• DATA TO USE:

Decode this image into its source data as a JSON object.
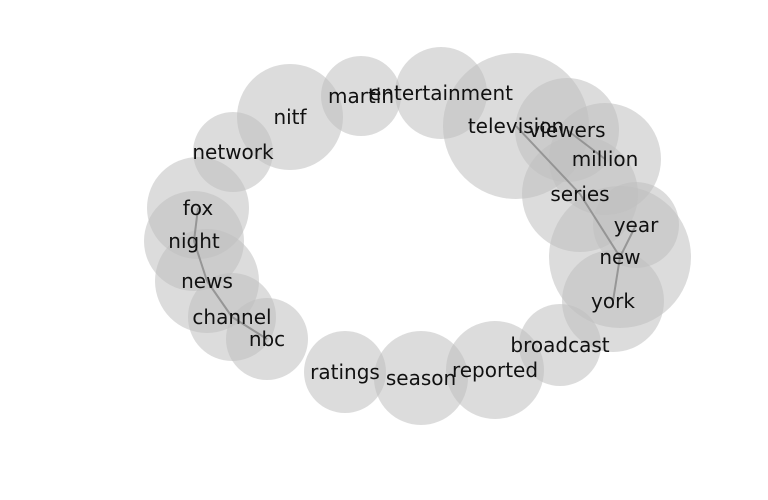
{
  "nodes": [
    {
      "id": "entertainment",
      "label": "entertainment"
    },
    {
      "id": "martin",
      "label": "martin"
    },
    {
      "id": "nitf",
      "label": "nitf"
    },
    {
      "id": "network",
      "label": "network"
    },
    {
      "id": "fox",
      "label": "fox"
    },
    {
      "id": "night",
      "label": "night"
    },
    {
      "id": "news",
      "label": "news"
    },
    {
      "id": "channel",
      "label": "channel"
    },
    {
      "id": "nbc",
      "label": "nbc"
    },
    {
      "id": "ratings",
      "label": "ratings"
    },
    {
      "id": "season",
      "label": "season"
    },
    {
      "id": "reported",
      "label": "reported"
    },
    {
      "id": "broadcast",
      "label": "broadcast"
    },
    {
      "id": "york",
      "label": "york"
    },
    {
      "id": "new",
      "label": "new"
    },
    {
      "id": "year",
      "label": "year"
    },
    {
      "id": "series",
      "label": "series"
    },
    {
      "id": "million",
      "label": "million"
    },
    {
      "id": "viewers",
      "label": "viewers"
    },
    {
      "id": "television",
      "label": "television"
    }
  ],
  "edges": [
    {
      "source": "fox",
      "target": "night"
    },
    {
      "source": "night",
      "target": "news"
    },
    {
      "source": "news",
      "target": "channel"
    },
    {
      "source": "channel",
      "target": "nbc"
    },
    {
      "source": "television",
      "target": "series"
    },
    {
      "source": "viewers",
      "target": "million"
    },
    {
      "source": "series",
      "target": "new"
    },
    {
      "source": "year",
      "target": "new"
    },
    {
      "source": "new",
      "target": "york"
    }
  ],
  "colors": {
    "circle_fill": "#c0c0c0",
    "edge": "#8c8c8c",
    "label": "#111111"
  }
}
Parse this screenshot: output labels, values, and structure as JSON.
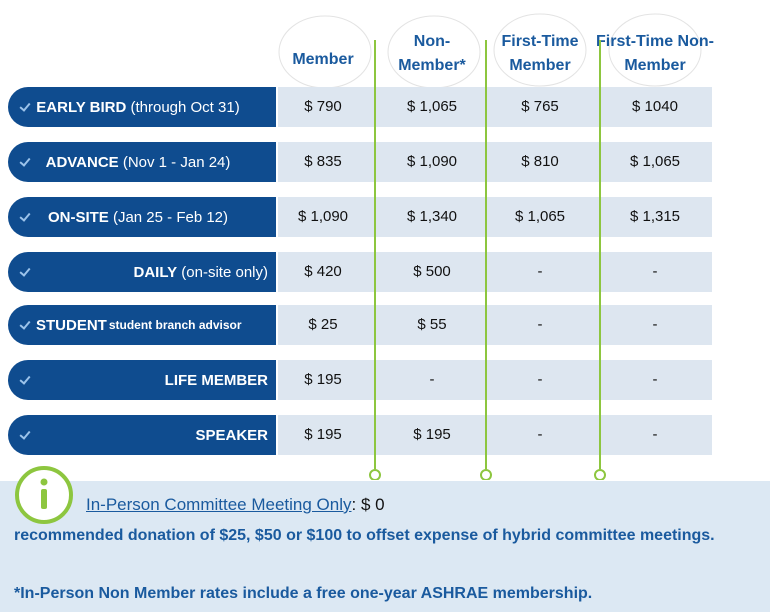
{
  "table": {
    "headers": [
      "Member",
      "Non-Member*",
      "First-Time Member",
      "First-Time Non-Member"
    ],
    "rows": [
      {
        "label": "EARLY BIRD (through Oct 31)",
        "note": null,
        "values": [
          "$ 790",
          "$ 1,065",
          "$ 765",
          "$ 1040"
        ]
      },
      {
        "label": "ADVANCE (Nov 1 - Jan 24)",
        "note": null,
        "values": [
          "$ 835",
          "$ 1,090",
          "$ 810",
          "$ 1,065"
        ]
      },
      {
        "label": "ON-SITE (Jan 25 - Feb 12)",
        "note": null,
        "values": [
          "$ 1,090",
          "$ 1,340",
          "$ 1,065",
          "$ 1,315"
        ]
      },
      {
        "label": "DAILY (on-site only)",
        "note": null,
        "values": [
          "$ 420",
          "$ 500",
          "-",
          "-"
        ]
      },
      {
        "label": "STUDENT",
        "note": "student branch advisor",
        "values": [
          "$ 25",
          "$ 55",
          "-",
          "-"
        ]
      },
      {
        "label": "LIFE MEMBER",
        "note": null,
        "values": [
          "$ 195",
          "-",
          "-",
          "-"
        ]
      },
      {
        "label": "SPEAKER",
        "note": null,
        "values": [
          "$ 195",
          "$ 195",
          "-",
          "-"
        ]
      }
    ]
  },
  "footer": {
    "link": "In-Person Committee Meeting Only",
    "price": ": $ 0",
    "description": "recommended donation of $25, $50 or $100 to offset expense of hybrid committee meetings.",
    "footnote": "*In-Person Non Member rates include a free one-year ASHRAE membership."
  }
}
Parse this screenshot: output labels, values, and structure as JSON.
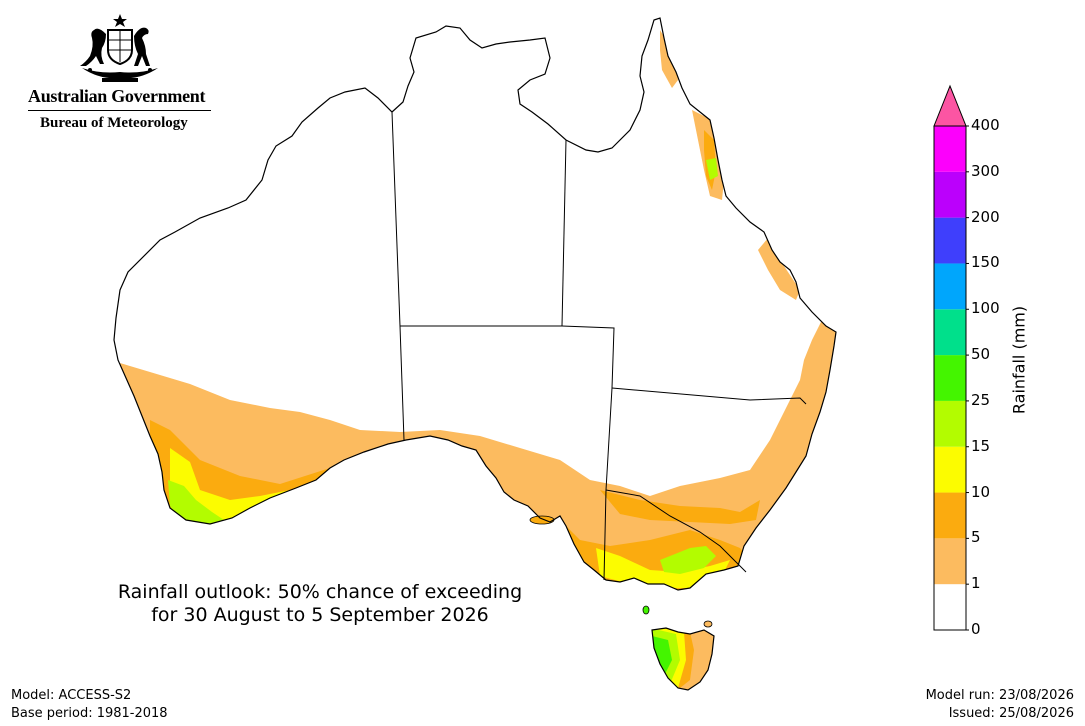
{
  "header": {
    "gov_name": "Australian Government",
    "agency": "Bureau of Meteorology",
    "crest_icon": "coat-of-arms-icon"
  },
  "map": {
    "caption_line1": "Rainfall outlook: 50% chance of exceeding",
    "caption_line2": "for 30 August to 5 September 2026",
    "regions_by_band": {
      "1-5": [
        "South-west WA outer zone",
        "Southern WA coast",
        "SA gulfs and south-east",
        "Victoria inland",
        "NSW south and east",
        "Eastern Queensland coast",
        "Cape York east coast",
        "Eastern Tasmania"
      ],
      "5-10": [
        "South-west WA",
        "Southern Victoria",
        "NSW south-east",
        "North Queensland coast",
        "Kangaroo Island"
      ],
      "10-15": [
        "South-west WA coast",
        "Victorian coast",
        "Victorian alps",
        "Western Tasmania"
      ],
      "15-25": [
        "Far south-west WA",
        "Victorian high country",
        "Western Tasmania",
        "Wet tropics Queensland"
      ],
      "25-50": [
        "Western Tasmania highlands"
      ]
    }
  },
  "colorbar": {
    "title": "Rainfall (mm)",
    "ticks": [
      "0",
      "1",
      "5",
      "10",
      "15",
      "25",
      "50",
      "100",
      "150",
      "200",
      "300",
      "400"
    ],
    "colors": [
      "#ffffff",
      "#fcbb5f",
      "#fbab0f",
      "#fcfc00",
      "#b3fc00",
      "#44f500",
      "#00e08b",
      "#00a6fc",
      "#3f3ffc",
      "#bb00fc",
      "#fc00fc",
      "#fc55a3"
    ],
    "outline": "#000000"
  },
  "footer": {
    "model": "Model: ACCESS-S2",
    "base_period": "Base period: 1981-2018",
    "model_run": "Model run: 23/08/2026",
    "issued": "Issued: 25/08/2026"
  }
}
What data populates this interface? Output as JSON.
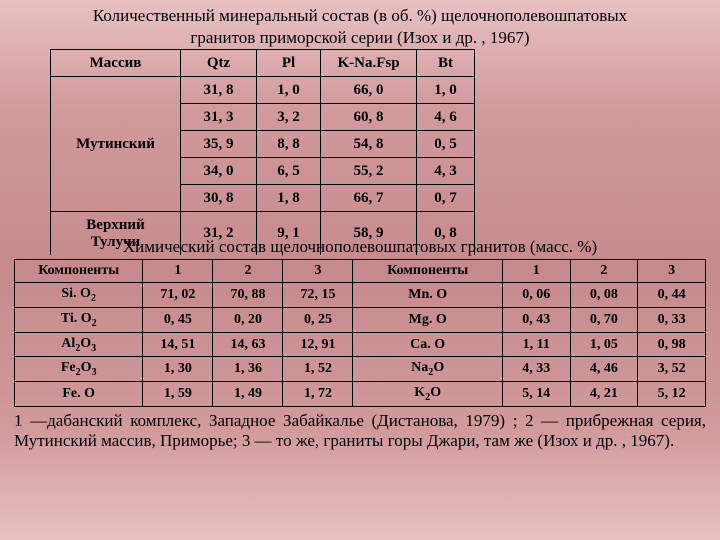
{
  "title_line1": "Количественный минеральный состав  (в об. %)  щелочнополевошпатовых",
  "title_line2": "гранитов приморской серии  (Изох и др. , 1967)",
  "table1": {
    "headers": [
      "Массив",
      "Qtz",
      "Pl",
      "K-Na.Fsp",
      "Bt"
    ],
    "block1_label": "Мутинский",
    "block1_rows": [
      [
        "31, 8",
        "1, 0",
        "66, 0",
        "1, 0"
      ],
      [
        "31, 3",
        "3, 2",
        "60, 8",
        "4, 6"
      ],
      [
        "35, 9",
        "8, 8",
        "54, 8",
        "0, 5"
      ],
      [
        "34, 0",
        "6, 5",
        "55, 2",
        "4, 3"
      ],
      [
        "30, 8",
        "1, 8",
        "66, 7",
        "0, 7"
      ]
    ],
    "block2_label_l1": "Верхний",
    "block2_label_l2": "Тулучи",
    "block2_row": [
      "31, 2",
      "9, 1",
      "58, 9",
      "0, 8"
    ]
  },
  "title2": "Химический состав щелочнополевошпатовых гранитов  (масс. %)",
  "table2": {
    "headers": [
      "Компоненты",
      "1",
      "2",
      "3",
      "Компоненты",
      "1",
      "2",
      "3"
    ],
    "rows": [
      {
        "c1": "Si. O",
        "s1": "2",
        "v1": [
          "71, 02",
          "70, 88",
          "72, 15"
        ],
        "c2": "Mn. O",
        "s2": "",
        "v2": [
          "0, 06",
          "0, 08",
          "0, 44"
        ]
      },
      {
        "c1": "Ti. O",
        "s1": "2",
        "v1": [
          "0, 45",
          "0, 20",
          "0, 25"
        ],
        "c2": "Mg. O",
        "s2": "",
        "v2": [
          "0, 43",
          "0, 70",
          "0, 33"
        ]
      },
      {
        "c1": "Al",
        "s1": "2",
        "e1": "O",
        "se1": "3",
        "v1": [
          "14, 51",
          "14, 63",
          "12, 91"
        ],
        "c2": "Ca. O",
        "s2": "",
        "v2": [
          "1, 11",
          "1, 05",
          "0, 98"
        ]
      },
      {
        "c1": "Fe",
        "s1": "2",
        "e1": "O",
        "se1": "3",
        "v1": [
          "1, 30",
          "1, 36",
          "1, 52"
        ],
        "c2": "Na",
        "s2": "2",
        "e2": "O",
        "v2": [
          "4, 33",
          "4, 46",
          "3, 52"
        ]
      },
      {
        "c1": "Fe. O",
        "s1": "",
        "v1": [
          "1, 59",
          "1, 49",
          "1, 72"
        ],
        "c2": "K",
        "s2": "2",
        "e2": "O",
        "v2": [
          "5, 14",
          "4, 21",
          "5, 12"
        ]
      }
    ]
  },
  "footnote": "1   —дабанский комплекс, Западное Забайкалье (Дистанова, 1979) ;  2 — прибрежная серия, Мутинский массив, Приморье;   3 — то же, граниты горы Джари, там же (Изох и др. , 1967).",
  "col_widths": {
    "t1": [
      130,
      76,
      64,
      96,
      58
    ],
    "t2": [
      110,
      60,
      60,
      60,
      128,
      58,
      58,
      58
    ]
  },
  "colors": {
    "border": "#000000",
    "text": "#000000"
  }
}
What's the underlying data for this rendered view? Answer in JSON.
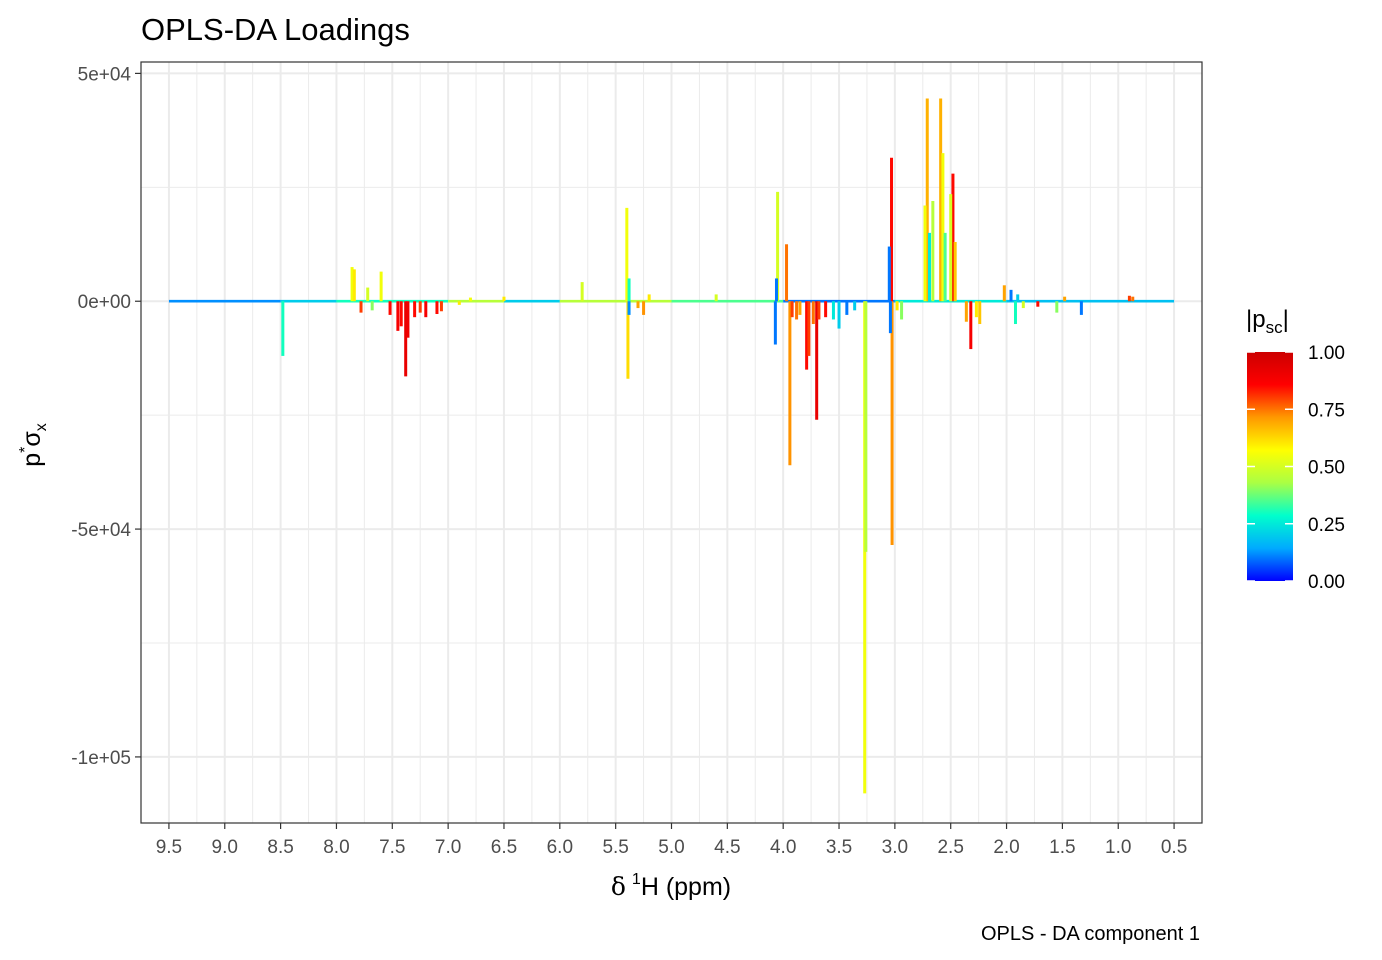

• WHAT THE TASK REQUIRES: Scan the records for the string "Time". Copy each line in which it appears.

• RESULT OF THIS EXERCISE:
      "First-Time Member",
      "First-Time Non-Member"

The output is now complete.